## Task instructions
Sift the listing for lines that hold the string "nivel" and pull them out.

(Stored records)
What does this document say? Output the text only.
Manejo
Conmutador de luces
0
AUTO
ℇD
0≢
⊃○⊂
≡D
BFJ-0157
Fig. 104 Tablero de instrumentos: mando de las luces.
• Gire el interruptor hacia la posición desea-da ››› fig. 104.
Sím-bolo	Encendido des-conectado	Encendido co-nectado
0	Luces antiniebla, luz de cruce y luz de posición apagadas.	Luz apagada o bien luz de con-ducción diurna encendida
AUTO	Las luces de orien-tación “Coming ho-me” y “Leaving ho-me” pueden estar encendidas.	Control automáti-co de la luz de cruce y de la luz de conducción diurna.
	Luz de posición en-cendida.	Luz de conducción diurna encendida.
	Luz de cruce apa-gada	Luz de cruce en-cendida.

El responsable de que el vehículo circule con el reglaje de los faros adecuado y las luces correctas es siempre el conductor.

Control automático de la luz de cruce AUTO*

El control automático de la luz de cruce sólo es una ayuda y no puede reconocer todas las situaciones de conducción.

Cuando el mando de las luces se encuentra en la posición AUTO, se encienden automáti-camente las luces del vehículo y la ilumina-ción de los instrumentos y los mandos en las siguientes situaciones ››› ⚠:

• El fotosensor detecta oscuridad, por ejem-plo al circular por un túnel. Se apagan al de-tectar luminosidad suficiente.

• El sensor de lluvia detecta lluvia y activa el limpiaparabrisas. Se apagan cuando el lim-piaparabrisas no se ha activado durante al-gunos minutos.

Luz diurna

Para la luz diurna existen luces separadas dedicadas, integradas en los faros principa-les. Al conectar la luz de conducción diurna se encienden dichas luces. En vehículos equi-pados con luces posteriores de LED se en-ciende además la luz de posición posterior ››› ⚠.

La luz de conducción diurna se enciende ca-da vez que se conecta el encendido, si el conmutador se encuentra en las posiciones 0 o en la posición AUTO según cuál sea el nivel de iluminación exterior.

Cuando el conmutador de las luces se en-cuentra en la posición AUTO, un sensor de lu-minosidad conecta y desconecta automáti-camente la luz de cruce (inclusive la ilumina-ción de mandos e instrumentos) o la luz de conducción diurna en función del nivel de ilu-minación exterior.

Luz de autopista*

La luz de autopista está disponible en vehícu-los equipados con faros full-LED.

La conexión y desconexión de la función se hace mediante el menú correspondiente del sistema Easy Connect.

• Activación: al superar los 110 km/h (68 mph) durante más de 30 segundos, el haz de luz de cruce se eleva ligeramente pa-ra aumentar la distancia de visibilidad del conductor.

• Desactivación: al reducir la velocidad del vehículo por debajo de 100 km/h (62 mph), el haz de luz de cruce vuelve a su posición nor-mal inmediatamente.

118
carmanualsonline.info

## Answer for the task
La luz de conducción diurna se enciende ca-da vez que se conecta el encendido, si el conmutador se encuentra en las posiciones 0 o en la posición AUTO según cuál sea el nivel de iluminación exterior.
Cuando el conmutador de las luces se en-cuentra en la posición AUTO, un sensor de lu-minosidad conecta y desconecta automáti-camente la luz de cruce (inclusive la ilumina-ción de mandos e instrumentos) o la luz de conducción diurna en función del nivel de ilu-minación exterior.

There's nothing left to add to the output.